> _Exercise directions_:
Write out the entries word for word, from the first line through the line containing "hero-image-skyline: [25, 67, 483, 340]", with that line included.
-- START Dataset rows --
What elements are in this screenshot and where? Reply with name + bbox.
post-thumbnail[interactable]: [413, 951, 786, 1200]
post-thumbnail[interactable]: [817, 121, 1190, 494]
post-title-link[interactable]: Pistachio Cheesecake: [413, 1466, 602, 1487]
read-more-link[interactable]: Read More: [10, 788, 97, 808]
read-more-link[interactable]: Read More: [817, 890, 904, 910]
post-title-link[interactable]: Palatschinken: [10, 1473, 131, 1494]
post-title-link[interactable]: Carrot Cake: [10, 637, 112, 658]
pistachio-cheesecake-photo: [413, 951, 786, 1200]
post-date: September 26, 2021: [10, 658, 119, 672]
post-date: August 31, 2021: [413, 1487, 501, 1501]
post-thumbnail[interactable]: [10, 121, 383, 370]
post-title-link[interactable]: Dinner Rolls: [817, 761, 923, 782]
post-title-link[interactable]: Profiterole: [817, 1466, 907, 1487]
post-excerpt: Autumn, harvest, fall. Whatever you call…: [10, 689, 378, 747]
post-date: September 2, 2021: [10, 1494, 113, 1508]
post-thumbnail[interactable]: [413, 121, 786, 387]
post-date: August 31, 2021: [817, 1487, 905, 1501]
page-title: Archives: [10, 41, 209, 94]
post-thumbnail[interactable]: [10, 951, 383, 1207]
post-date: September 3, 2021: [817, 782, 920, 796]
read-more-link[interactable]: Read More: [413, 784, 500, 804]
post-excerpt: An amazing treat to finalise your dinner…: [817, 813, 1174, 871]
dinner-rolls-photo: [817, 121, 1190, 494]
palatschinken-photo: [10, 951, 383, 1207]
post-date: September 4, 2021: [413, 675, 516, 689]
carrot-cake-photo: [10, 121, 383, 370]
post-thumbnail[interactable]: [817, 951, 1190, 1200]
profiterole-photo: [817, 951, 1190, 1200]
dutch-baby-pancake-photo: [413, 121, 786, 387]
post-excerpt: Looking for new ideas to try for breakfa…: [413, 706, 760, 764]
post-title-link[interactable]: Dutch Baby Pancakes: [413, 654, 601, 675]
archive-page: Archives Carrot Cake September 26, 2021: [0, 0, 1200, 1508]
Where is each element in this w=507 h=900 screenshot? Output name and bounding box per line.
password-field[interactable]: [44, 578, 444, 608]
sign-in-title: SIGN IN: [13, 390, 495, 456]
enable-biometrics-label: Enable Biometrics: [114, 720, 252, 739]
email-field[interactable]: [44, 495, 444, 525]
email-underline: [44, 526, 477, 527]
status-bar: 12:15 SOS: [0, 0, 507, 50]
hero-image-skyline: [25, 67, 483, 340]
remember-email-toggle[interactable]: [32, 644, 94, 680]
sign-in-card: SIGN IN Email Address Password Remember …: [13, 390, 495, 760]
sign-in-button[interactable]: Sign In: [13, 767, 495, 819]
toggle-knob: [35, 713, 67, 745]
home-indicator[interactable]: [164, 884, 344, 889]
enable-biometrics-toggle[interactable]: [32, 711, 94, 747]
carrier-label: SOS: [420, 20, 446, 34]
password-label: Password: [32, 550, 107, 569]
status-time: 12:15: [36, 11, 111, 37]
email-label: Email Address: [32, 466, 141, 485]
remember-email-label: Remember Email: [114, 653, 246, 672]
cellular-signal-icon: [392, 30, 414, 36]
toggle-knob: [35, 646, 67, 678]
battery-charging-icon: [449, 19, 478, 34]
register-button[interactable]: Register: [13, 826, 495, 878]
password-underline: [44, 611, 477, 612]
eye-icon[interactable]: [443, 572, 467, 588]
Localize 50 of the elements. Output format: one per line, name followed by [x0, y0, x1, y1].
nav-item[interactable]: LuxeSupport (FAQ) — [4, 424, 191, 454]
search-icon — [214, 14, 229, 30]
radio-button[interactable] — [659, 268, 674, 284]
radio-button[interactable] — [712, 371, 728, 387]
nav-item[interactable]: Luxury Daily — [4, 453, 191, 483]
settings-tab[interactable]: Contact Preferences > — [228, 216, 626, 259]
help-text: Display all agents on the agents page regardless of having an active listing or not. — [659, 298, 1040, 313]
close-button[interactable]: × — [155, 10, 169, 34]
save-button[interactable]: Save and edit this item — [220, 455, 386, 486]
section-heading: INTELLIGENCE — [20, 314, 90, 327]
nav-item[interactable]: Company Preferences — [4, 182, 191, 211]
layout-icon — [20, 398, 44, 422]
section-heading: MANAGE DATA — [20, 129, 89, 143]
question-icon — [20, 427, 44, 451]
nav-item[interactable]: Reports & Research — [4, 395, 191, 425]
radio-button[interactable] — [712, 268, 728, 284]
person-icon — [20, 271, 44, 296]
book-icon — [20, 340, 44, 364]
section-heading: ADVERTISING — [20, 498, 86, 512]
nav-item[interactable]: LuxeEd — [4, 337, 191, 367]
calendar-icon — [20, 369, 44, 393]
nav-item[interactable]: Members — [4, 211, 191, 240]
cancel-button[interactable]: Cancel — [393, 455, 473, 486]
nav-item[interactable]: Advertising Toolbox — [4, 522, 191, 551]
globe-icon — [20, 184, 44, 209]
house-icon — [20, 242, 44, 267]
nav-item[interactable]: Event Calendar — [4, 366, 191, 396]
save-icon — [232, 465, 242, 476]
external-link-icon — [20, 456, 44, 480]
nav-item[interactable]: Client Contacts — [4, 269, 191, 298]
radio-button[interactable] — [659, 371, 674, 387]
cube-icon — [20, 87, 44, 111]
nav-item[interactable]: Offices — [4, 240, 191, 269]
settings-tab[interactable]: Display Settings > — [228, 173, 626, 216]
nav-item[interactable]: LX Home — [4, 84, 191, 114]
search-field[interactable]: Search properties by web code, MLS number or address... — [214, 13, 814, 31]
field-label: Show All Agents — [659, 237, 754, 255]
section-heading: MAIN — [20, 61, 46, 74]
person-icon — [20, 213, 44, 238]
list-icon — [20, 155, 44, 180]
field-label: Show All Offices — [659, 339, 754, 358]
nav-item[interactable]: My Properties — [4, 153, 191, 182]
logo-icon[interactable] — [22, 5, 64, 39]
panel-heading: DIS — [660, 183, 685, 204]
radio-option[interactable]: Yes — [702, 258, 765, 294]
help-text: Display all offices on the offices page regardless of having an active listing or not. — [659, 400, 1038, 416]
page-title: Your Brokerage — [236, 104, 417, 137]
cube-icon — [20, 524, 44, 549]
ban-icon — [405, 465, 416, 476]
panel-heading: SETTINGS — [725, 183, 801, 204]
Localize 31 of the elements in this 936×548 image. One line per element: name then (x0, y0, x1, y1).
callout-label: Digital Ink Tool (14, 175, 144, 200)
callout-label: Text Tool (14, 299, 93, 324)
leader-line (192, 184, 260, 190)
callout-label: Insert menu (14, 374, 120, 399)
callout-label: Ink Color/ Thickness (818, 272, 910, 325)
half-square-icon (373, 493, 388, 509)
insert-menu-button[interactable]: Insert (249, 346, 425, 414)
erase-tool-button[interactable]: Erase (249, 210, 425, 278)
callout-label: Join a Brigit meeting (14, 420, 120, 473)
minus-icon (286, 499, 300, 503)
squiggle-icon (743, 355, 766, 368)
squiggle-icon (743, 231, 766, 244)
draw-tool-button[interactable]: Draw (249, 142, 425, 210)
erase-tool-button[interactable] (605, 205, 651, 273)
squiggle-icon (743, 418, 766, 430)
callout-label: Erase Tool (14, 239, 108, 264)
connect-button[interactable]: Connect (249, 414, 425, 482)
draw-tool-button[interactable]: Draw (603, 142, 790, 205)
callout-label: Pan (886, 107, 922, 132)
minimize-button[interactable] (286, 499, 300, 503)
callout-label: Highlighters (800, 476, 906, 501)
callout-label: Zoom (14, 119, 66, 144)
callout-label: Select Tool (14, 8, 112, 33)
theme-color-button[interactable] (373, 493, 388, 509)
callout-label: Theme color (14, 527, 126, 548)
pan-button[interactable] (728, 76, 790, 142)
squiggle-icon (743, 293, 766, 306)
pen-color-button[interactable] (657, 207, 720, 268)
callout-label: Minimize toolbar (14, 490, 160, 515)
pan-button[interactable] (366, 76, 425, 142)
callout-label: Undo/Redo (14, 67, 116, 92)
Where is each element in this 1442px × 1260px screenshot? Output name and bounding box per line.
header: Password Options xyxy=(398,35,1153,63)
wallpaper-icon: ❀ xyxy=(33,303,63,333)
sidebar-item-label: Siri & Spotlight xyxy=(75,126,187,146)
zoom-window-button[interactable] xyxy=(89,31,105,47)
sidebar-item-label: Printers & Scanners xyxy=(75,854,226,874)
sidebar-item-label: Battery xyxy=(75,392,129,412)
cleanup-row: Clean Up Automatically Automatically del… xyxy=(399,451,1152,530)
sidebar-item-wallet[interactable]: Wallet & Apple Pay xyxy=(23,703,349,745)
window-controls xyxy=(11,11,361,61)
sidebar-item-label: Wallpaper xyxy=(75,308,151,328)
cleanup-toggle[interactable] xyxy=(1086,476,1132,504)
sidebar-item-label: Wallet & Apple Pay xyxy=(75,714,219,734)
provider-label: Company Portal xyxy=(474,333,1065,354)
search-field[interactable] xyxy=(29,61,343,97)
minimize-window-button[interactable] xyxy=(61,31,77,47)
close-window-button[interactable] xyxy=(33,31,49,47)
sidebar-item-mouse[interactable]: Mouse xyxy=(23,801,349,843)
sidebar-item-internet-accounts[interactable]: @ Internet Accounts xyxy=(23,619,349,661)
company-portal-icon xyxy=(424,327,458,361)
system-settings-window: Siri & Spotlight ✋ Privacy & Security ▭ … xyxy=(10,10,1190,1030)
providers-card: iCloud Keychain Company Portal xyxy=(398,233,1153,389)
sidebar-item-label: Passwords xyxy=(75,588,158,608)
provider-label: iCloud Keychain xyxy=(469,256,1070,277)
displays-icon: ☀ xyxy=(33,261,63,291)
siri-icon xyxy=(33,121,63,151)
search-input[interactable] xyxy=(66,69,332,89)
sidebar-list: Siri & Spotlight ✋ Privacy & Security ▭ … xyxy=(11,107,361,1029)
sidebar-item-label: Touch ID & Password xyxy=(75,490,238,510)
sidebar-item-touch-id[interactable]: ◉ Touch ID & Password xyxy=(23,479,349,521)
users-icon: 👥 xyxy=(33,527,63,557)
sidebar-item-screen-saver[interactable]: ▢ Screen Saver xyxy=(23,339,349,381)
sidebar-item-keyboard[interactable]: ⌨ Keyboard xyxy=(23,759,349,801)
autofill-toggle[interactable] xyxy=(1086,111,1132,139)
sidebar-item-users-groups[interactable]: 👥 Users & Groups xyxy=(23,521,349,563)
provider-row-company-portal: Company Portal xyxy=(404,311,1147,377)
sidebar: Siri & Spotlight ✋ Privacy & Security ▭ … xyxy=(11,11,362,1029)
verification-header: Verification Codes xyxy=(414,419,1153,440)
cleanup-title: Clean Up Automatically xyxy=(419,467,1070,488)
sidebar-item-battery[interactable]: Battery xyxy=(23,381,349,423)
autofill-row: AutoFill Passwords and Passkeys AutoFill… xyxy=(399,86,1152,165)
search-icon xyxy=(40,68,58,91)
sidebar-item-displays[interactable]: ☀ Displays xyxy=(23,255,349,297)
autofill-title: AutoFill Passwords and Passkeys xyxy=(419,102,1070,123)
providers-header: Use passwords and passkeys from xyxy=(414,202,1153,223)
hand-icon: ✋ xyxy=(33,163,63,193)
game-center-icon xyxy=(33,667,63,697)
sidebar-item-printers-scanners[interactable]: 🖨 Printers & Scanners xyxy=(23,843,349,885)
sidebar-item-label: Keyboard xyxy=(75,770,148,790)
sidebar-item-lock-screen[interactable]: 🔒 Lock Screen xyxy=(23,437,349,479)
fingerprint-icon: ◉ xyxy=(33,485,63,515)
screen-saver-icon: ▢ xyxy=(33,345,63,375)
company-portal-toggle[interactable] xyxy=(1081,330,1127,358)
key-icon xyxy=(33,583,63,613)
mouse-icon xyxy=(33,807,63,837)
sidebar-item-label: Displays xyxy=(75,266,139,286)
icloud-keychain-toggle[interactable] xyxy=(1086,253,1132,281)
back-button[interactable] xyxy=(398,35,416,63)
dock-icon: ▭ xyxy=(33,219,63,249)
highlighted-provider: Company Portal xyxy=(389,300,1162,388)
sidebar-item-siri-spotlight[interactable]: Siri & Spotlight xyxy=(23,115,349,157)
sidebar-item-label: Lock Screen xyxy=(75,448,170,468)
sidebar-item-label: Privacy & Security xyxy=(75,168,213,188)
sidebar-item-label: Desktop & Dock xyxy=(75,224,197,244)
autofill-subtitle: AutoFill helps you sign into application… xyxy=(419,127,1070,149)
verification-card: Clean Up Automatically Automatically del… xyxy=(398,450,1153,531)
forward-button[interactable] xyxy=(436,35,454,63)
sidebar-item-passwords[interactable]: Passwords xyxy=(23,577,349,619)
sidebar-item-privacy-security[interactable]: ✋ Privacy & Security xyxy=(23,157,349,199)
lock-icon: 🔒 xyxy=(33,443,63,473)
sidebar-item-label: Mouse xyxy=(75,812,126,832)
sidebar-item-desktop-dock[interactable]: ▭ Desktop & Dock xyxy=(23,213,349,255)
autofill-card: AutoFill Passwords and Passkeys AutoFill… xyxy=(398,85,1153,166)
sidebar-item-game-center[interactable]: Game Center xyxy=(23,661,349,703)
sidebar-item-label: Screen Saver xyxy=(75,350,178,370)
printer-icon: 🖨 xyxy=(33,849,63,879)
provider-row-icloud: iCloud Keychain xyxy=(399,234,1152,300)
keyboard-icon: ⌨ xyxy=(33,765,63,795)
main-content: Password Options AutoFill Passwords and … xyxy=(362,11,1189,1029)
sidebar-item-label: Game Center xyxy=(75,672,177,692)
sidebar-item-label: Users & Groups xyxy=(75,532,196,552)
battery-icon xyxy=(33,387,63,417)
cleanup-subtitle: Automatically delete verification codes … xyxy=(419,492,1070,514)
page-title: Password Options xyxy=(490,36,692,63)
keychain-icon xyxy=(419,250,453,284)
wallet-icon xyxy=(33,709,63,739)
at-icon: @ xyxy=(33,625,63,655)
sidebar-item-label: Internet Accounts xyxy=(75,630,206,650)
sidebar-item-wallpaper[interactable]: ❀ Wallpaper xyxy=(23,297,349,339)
-- END Dataset rows --
> _Result of this task_:
What elements are in this screenshot and where? Reply with name + bbox.
post-thumbnail[interactable]: [413, 951, 786, 1200]
post-thumbnail[interactable]: [817, 121, 1190, 494]
post-title-link[interactable]: Pistachio Cheesecake: [413, 1466, 602, 1487]
read-more-link[interactable]: Read More: [10, 788, 97, 808]
read-more-link[interactable]: Read More: [817, 890, 904, 910]
post-title-link[interactable]: Palatschinken: [10, 1473, 131, 1494]
post-title-link[interactable]: Carrot Cake: [10, 637, 112, 658]
pistachio-cheesecake-photo: [413, 951, 786, 1200]
post-date: September 26, 2021: [10, 658, 119, 672]
post-date: August 31, 2021: [413, 1487, 501, 1501]
post-thumbnail[interactable]: [10, 121, 383, 370]
post-title-link[interactable]: Dinner Rolls: [817, 761, 923, 782]
post-title-link[interactable]: Profiterole: [817, 1466, 907, 1487]
post-excerpt: Autumn, harvest, fall. Whatever you call…: [10, 689, 378, 747]
post-date: September 2, 2021: [10, 1494, 113, 1508]
post-thumbnail[interactable]: [413, 121, 786, 387]
post-date: August 31, 2021: [817, 1487, 905, 1501]
page-title: Archives: [10, 41, 209, 94]
post-thumbnail[interactable]: [10, 951, 383, 1207]
post-date: September 3, 2021: [817, 782, 920, 796]
read-more-link[interactable]: Read More: [413, 784, 500, 804]
post-excerpt: An amazing treat to finalise your dinner…: [817, 813, 1174, 871]
dinner-rolls-photo: [817, 121, 1190, 494]
palatschinken-photo: [10, 951, 383, 1207]
post-date: September 4, 2021: [413, 675, 516, 689]
carrot-cake-photo: [10, 121, 383, 370]
post-thumbnail[interactable]: [817, 951, 1190, 1200]
profiterole-photo: [817, 951, 1190, 1200]
dutch-baby-pancake-photo: [413, 121, 786, 387]
post-excerpt: Looking for new ideas to try for breakfa…: [413, 706, 760, 764]
post-title-link[interactable]: Dutch Baby Pancakes: [413, 654, 601, 675]
archive-page: Archives Carrot Cake September 26, 2021: [0, 0, 1200, 1508]
Where is each element in this w=507 h=900 screenshot? Output name and bounding box per line.
password-field[interactable]: [44, 578, 444, 608]
sign-in-title: SIGN IN: [13, 390, 495, 456]
enable-biometrics-label: Enable Biometrics: [114, 720, 252, 739]
email-field[interactable]: [44, 495, 444, 525]
email-underline: [44, 526, 477, 527]
status-bar: 12:15 SOS: [0, 0, 507, 50]
hero-image-skyline: [25, 67, 483, 340]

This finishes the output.